Written instruction. Copy out all lines that carry the word "ylabel".

▬▬▬▬▬▬▬▬▬▬

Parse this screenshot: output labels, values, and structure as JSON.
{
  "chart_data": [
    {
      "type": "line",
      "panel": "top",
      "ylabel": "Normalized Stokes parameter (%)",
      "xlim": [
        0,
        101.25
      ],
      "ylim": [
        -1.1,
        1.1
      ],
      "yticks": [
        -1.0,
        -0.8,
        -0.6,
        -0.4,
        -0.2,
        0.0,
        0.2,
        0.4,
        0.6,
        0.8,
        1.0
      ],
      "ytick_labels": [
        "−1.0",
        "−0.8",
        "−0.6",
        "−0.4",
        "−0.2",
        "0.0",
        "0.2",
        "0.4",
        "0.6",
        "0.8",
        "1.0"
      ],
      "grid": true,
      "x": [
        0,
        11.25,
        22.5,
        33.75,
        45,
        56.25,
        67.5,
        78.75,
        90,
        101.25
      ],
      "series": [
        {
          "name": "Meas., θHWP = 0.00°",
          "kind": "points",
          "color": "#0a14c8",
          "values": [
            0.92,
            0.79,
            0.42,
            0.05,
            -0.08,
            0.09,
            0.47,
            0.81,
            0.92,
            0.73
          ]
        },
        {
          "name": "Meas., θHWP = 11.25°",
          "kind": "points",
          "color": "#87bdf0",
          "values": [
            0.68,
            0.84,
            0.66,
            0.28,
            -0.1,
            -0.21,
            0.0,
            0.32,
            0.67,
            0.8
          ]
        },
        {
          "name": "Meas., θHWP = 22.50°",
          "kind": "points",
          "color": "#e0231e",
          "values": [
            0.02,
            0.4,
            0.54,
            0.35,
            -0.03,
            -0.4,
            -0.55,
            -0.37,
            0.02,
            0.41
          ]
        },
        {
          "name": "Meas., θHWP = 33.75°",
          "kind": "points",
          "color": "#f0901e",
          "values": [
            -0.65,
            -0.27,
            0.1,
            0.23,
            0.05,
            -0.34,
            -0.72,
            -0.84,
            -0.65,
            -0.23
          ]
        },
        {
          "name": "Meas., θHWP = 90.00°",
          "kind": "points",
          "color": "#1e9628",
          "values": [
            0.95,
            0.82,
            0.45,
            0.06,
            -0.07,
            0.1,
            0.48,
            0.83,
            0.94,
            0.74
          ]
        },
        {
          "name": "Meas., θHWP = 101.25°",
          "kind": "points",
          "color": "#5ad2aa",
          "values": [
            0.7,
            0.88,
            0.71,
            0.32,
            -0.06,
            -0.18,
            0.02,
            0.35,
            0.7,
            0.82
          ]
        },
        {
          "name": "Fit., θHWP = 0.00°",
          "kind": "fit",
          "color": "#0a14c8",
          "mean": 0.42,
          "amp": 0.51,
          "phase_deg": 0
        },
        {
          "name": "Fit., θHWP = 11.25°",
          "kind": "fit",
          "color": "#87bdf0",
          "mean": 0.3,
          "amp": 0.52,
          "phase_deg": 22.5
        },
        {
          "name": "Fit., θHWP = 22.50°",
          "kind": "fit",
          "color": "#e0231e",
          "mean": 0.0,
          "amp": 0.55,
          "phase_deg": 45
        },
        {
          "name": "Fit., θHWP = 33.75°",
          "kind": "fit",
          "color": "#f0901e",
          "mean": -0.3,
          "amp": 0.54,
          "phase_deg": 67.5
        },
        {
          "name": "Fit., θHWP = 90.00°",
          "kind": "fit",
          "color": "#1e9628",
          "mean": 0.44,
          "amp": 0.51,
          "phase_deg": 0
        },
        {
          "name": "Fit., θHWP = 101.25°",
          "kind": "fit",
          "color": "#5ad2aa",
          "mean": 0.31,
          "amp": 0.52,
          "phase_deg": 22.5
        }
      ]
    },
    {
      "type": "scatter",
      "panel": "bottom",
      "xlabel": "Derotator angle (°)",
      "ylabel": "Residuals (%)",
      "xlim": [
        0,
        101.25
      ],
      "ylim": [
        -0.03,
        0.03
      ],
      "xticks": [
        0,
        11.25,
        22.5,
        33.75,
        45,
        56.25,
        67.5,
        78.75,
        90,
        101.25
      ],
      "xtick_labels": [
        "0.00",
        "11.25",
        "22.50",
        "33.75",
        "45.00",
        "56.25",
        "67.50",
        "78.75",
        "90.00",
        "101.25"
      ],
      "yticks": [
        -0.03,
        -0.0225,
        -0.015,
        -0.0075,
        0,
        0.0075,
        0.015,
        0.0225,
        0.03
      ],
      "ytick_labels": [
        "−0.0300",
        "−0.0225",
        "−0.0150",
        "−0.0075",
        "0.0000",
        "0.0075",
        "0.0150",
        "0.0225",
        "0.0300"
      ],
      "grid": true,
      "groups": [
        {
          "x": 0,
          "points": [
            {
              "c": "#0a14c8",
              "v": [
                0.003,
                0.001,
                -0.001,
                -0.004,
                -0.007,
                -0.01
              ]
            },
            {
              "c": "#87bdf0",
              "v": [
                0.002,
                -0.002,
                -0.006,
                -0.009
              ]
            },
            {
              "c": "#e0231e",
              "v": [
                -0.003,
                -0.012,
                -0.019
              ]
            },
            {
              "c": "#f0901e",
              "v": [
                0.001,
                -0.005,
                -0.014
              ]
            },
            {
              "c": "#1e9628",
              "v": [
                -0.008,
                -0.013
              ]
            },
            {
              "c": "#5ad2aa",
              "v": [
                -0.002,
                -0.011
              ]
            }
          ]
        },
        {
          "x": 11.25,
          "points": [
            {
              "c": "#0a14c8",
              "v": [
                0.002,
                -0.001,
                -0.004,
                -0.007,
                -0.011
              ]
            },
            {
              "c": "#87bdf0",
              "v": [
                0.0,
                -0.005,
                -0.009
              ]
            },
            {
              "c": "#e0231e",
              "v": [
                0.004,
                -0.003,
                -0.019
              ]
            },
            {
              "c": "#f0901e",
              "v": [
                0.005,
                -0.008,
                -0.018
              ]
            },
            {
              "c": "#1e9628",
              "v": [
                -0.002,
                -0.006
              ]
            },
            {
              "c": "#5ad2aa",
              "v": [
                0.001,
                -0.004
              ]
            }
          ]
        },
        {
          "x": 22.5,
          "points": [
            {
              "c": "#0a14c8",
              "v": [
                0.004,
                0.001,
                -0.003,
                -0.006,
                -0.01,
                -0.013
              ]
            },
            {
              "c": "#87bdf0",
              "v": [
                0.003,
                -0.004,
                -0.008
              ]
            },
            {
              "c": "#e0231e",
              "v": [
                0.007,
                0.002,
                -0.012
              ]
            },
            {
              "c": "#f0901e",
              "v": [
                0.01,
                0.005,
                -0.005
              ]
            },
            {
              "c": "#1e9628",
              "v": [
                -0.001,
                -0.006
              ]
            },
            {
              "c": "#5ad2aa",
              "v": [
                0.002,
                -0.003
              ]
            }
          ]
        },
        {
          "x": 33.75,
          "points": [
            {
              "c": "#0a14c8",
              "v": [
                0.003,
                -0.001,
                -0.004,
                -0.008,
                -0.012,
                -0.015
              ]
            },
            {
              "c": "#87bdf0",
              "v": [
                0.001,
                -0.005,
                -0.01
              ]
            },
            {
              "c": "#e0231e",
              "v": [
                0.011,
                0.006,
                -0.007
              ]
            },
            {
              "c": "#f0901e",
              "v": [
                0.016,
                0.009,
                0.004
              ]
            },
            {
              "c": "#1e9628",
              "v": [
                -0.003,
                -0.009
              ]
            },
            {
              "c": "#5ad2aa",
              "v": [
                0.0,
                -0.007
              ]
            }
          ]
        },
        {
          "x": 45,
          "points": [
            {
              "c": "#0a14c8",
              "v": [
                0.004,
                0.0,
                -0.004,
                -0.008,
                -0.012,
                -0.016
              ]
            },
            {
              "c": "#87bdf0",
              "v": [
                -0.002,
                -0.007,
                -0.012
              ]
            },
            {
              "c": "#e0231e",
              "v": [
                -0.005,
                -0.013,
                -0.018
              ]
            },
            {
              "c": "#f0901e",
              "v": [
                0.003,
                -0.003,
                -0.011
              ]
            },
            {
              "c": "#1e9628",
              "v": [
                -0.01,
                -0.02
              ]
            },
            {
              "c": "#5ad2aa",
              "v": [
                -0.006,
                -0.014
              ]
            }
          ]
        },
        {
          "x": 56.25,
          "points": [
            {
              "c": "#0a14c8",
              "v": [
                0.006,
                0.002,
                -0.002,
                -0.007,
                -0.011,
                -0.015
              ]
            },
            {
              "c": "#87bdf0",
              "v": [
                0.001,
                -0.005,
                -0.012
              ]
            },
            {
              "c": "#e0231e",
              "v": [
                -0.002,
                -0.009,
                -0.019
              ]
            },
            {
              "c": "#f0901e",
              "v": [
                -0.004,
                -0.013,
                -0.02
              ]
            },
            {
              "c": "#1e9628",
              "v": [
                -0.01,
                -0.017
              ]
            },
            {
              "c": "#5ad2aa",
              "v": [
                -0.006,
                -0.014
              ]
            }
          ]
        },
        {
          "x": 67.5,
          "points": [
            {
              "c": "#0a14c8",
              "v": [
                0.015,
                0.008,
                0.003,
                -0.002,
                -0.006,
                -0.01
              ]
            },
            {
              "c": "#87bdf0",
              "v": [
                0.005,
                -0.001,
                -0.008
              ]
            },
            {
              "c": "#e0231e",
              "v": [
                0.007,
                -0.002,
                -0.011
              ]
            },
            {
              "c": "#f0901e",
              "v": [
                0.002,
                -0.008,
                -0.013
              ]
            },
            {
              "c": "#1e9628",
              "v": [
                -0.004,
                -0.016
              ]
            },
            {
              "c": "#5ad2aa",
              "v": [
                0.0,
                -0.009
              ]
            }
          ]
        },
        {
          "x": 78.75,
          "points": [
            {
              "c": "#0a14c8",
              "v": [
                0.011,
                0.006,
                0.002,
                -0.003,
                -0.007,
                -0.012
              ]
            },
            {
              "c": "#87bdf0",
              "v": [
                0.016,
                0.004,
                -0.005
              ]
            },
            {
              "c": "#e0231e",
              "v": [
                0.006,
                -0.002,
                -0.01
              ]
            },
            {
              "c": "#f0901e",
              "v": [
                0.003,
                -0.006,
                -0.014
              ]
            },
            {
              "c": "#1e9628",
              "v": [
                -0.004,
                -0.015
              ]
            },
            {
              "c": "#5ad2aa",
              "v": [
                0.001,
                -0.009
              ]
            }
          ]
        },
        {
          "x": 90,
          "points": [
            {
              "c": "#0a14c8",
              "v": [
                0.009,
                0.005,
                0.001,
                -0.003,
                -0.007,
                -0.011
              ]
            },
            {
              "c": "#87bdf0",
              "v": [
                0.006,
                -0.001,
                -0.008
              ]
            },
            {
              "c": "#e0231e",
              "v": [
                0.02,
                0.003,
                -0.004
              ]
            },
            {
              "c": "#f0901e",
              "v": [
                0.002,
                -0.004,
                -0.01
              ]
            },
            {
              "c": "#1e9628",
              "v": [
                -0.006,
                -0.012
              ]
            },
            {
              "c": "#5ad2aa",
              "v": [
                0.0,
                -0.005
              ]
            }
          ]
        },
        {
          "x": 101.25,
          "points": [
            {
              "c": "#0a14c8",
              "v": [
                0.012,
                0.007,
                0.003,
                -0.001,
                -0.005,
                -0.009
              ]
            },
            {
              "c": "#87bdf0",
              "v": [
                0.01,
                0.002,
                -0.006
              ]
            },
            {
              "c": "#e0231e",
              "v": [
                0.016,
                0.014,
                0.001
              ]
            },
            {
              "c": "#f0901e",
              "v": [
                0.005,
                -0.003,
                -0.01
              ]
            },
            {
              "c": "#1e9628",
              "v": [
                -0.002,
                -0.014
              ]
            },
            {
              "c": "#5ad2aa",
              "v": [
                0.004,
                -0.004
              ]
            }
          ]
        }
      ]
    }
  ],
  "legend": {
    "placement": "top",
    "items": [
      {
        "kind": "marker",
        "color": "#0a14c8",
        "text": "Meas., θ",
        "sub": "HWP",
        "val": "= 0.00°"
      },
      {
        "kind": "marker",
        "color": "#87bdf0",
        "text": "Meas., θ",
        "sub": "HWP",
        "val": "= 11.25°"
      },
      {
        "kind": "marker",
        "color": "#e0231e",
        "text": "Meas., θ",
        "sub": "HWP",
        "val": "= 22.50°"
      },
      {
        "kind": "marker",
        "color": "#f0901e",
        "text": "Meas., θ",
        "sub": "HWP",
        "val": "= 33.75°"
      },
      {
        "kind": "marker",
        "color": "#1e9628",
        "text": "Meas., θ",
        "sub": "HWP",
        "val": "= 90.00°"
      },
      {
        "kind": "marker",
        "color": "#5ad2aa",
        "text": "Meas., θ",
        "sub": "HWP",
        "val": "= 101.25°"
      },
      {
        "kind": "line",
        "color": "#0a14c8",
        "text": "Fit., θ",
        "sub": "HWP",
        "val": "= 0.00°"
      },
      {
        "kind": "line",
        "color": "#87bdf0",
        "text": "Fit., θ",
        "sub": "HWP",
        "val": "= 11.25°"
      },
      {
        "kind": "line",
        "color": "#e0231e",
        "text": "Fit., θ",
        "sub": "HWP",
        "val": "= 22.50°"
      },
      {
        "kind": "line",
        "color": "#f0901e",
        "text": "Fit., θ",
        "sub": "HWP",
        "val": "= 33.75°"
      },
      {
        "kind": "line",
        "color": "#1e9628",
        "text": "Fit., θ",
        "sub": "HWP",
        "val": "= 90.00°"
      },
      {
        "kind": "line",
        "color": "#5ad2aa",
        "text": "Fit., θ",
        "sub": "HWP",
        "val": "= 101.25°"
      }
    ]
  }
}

▬▬▬▬▬▬▬▬▬▬

Right answer.
      "ylabel": "Normalized Stokes parameter (%)",
      "ylabel": "Residuals (%)",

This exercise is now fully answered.